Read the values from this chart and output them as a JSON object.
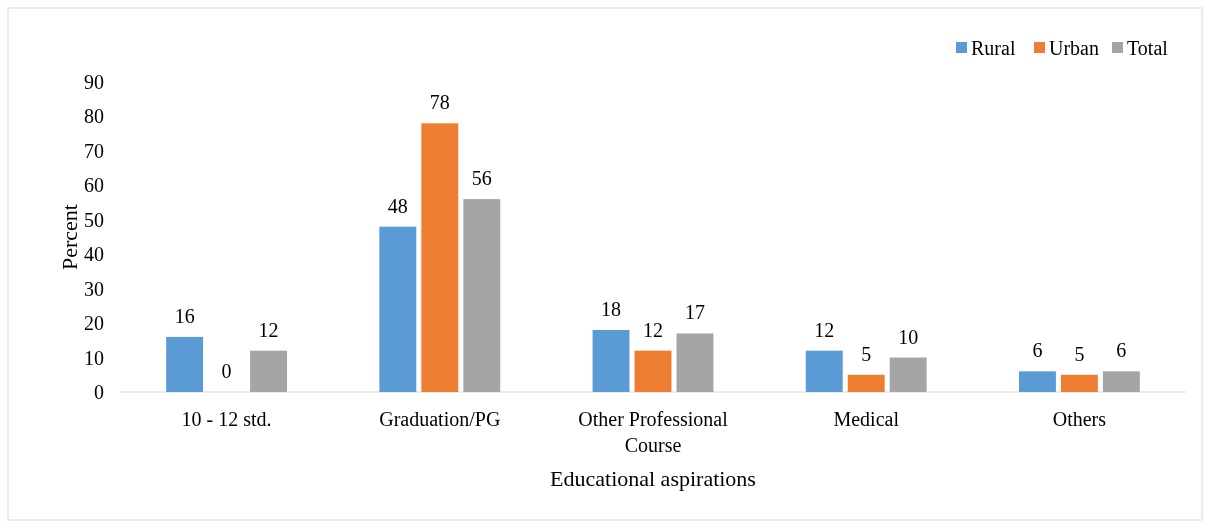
{
  "chart_data": {
    "type": "bar",
    "xlabel": "Educational aspirations",
    "ylabel": "Percent",
    "categories": [
      "10 - 12 std.",
      "Graduation/PG",
      "Other Professional Course",
      "Medical",
      "Others"
    ],
    "series": [
      {
        "name": "Rural",
        "color": "#5b9bd5",
        "values": [
          16,
          48,
          18,
          12,
          6
        ]
      },
      {
        "name": "Urban",
        "color": "#ed7d31",
        "values": [
          0,
          78,
          12,
          5,
          5
        ]
      },
      {
        "name": "Total",
        "color": "#a5a5a5",
        "values": [
          12,
          56,
          17,
          10,
          6
        ]
      }
    ],
    "ylim": [
      0,
      90
    ],
    "yticks": [
      0,
      10,
      20,
      30,
      40,
      50,
      60,
      70,
      80,
      90
    ],
    "grid": false,
    "legend": "top right",
    "data_labels": true
  }
}
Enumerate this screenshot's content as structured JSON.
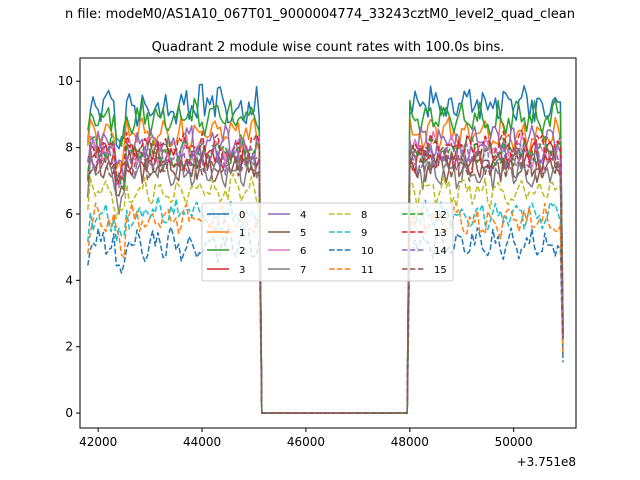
{
  "figure": {
    "suptitle": "n file: modeM0/AS1A10_067T01_9000004774_33243cztM0_level2_quad_clean"
  },
  "chart_data": {
    "type": "line",
    "title": "Quadrant 2 module wise count rates with 100.0s bins.",
    "xlabel": "",
    "ylabel": "",
    "x_offset_label": "+3.751e8",
    "xlim": [
      41650,
      51200
    ],
    "ylim": [
      -0.45,
      10.7
    ],
    "xticks": [
      42000,
      44000,
      46000,
      48000,
      50000
    ],
    "xtick_labels": [
      "42000",
      "44000",
      "46000",
      "48000",
      "50000"
    ],
    "yticks": [
      0,
      2,
      4,
      6,
      8,
      10
    ],
    "ytick_labels": [
      "0",
      "2",
      "4",
      "6",
      "8",
      "10"
    ],
    "grid": false,
    "legend_position": "center",
    "legend_columns": 4,
    "segments": [
      {
        "start": 41800,
        "end": 45100,
        "step": 50
      },
      {
        "start": 48000,
        "end": 50950,
        "step": 50
      }
    ],
    "gap": {
      "start": 45150,
      "end": 47950,
      "value": 0
    },
    "series": [
      {
        "name": "0",
        "level": 9.3,
        "amp": 0.45,
        "color": "#1f77b4",
        "dash": "solid"
      },
      {
        "name": "1",
        "level": 8.4,
        "amp": 0.35,
        "color": "#ff7f0e",
        "dash": "solid"
      },
      {
        "name": "2",
        "level": 8.9,
        "amp": 0.35,
        "color": "#2ca02c",
        "dash": "solid"
      },
      {
        "name": "3",
        "level": 7.7,
        "amp": 0.35,
        "color": "#d62728",
        "dash": "solid"
      },
      {
        "name": "4",
        "level": 8.1,
        "amp": 0.4,
        "color": "#9467bd",
        "dash": "solid"
      },
      {
        "name": "5",
        "level": 7.5,
        "amp": 0.35,
        "color": "#8c564b",
        "dash": "solid"
      },
      {
        "name": "6",
        "level": 7.9,
        "amp": 0.35,
        "color": "#e377c2",
        "dash": "solid"
      },
      {
        "name": "7",
        "level": 7.3,
        "amp": 0.35,
        "color": "#7f7f7f",
        "dash": "solid"
      },
      {
        "name": "8",
        "level": 6.7,
        "amp": 0.3,
        "color": "#bcbd22",
        "dash": "dashed"
      },
      {
        "name": "9",
        "level": 6.0,
        "amp": 0.3,
        "color": "#17becf",
        "dash": "dashed"
      },
      {
        "name": "10",
        "level": 5.1,
        "amp": 0.3,
        "color": "#1f77b4",
        "dash": "dashed"
      },
      {
        "name": "11",
        "level": 5.8,
        "amp": 0.3,
        "color": "#ff7f0e",
        "dash": "dashed"
      },
      {
        "name": "12",
        "level": 7.9,
        "amp": 0.3,
        "color": "#2ca02c",
        "dash": "dashed"
      },
      {
        "name": "13",
        "level": 8.0,
        "amp": 0.3,
        "color": "#d62728",
        "dash": "dashed"
      },
      {
        "name": "14",
        "level": 7.7,
        "amp": 0.3,
        "color": "#9467bd",
        "dash": "dashed"
      },
      {
        "name": "15",
        "level": 7.5,
        "amp": 0.3,
        "color": "#8c564b",
        "dash": "dashed"
      }
    ]
  }
}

● ● ● ● ●

_PROBLEM STATEMENT_
Transcribe the material exactly, keeping every word and none of the pictures.

_ANSWER TO THIS EXERCISE_
Read the values from this chart and output them as a JSON object.
{
  "chart_data": {
    "type": "bar",
    "xlabel": "Educational aspirations",
    "ylabel": "Percent",
    "categories": [
      "10 - 12 std.",
      "Graduation/PG",
      "Other Professional Course",
      "Medical",
      "Others"
    ],
    "series": [
      {
        "name": "Rural",
        "color": "#5b9bd5",
        "values": [
          16,
          48,
          18,
          12,
          6
        ]
      },
      {
        "name": "Urban",
        "color": "#ed7d31",
        "values": [
          0,
          78,
          12,
          5,
          5
        ]
      },
      {
        "name": "Total",
        "color": "#a5a5a5",
        "values": [
          12,
          56,
          17,
          10,
          6
        ]
      }
    ],
    "ylim": [
      0,
      90
    ],
    "yticks": [
      0,
      10,
      20,
      30,
      40,
      50,
      60,
      70,
      80,
      90
    ],
    "grid": false,
    "legend": "top right",
    "data_labels": true
  }
}
Enumerate this screenshot's content as structured JSON.
{
  "figure": {
    "suptitle": "n file: modeM0/AS1A10_067T01_9000004774_33243cztM0_level2_quad_clean"
  },
  "chart_data": {
    "type": "line",
    "title": "Quadrant 2 module wise count rates with 100.0s bins.",
    "xlabel": "",
    "ylabel": "",
    "x_offset_label": "+3.751e8",
    "xlim": [
      41650,
      51200
    ],
    "ylim": [
      -0.45,
      10.7
    ],
    "xticks": [
      42000,
      44000,
      46000,
      48000,
      50000
    ],
    "xtick_labels": [
      "42000",
      "44000",
      "46000",
      "48000",
      "50000"
    ],
    "yticks": [
      0,
      2,
      4,
      6,
      8,
      10
    ],
    "ytick_labels": [
      "0",
      "2",
      "4",
      "6",
      "8",
      "10"
    ],
    "grid": false,
    "legend_position": "center",
    "legend_columns": 4,
    "segments": [
      {
        "start": 41800,
        "end": 45100,
        "step": 50
      },
      {
        "start": 48000,
        "end": 50950,
        "step": 50
      }
    ],
    "gap": {
      "start": 45150,
      "end": 47950,
      "value": 0
    },
    "series": [
      {
        "name": "0",
        "level": 9.3,
        "amp": 0.45,
        "color": "#1f77b4",
        "dash": "solid"
      },
      {
        "name": "1",
        "level": 8.4,
        "amp": 0.35,
        "color": "#ff7f0e",
        "dash": "solid"
      },
      {
        "name": "2",
        "level": 8.9,
        "amp": 0.35,
        "color": "#2ca02c",
        "dash": "solid"
      },
      {
        "name": "3",
        "level": 7.7,
        "amp": 0.35,
        "color": "#d62728",
        "dash": "solid"
      },
      {
        "name": "4",
        "level": 8.1,
        "amp": 0.4,
        "color": "#9467bd",
        "dash": "solid"
      },
      {
        "name": "5",
        "level": 7.5,
        "amp": 0.35,
        "color": "#8c564b",
        "dash": "solid"
      },
      {
        "name": "6",
        "level": 7.9,
        "amp": 0.35,
        "color": "#e377c2",
        "dash": "solid"
      },
      {
        "name": "7",
        "level": 7.3,
        "amp": 0.35,
        "color": "#7f7f7f",
        "dash": "solid"
      },
      {
        "name": "8",
        "level": 6.7,
        "amp": 0.3,
        "color": "#bcbd22",
        "dash": "dashed"
      },
      {
        "name": "9",
        "level": 6.0,
        "amp": 0.3,
        "color": "#17becf",
        "dash": "dashed"
      },
      {
        "name": "10",
        "level": 5.1,
        "amp": 0.3,
        "color": "#1f77b4",
        "dash": "dashed"
      },
      {
        "name": "11",
        "level": 5.8,
        "amp": 0.3,
        "color": "#ff7f0e",
        "dash": "dashed"
      },
      {
        "name": "12",
        "level": 7.9,
        "amp": 0.3,
        "color": "#2ca02c",
        "dash": "dashed"
      },
      {
        "name": "13",
        "level": 8.0,
        "amp": 0.3,
        "color": "#d62728",
        "dash": "dashed"
      },
      {
        "name": "14",
        "level": 7.7,
        "amp": 0.3,
        "color": "#9467bd",
        "dash": "dashed"
      },
      {
        "name": "15",
        "level": 7.5,
        "amp": 0.3,
        "color": "#8c564b",
        "dash": "dashed"
      }
    ]
  }
}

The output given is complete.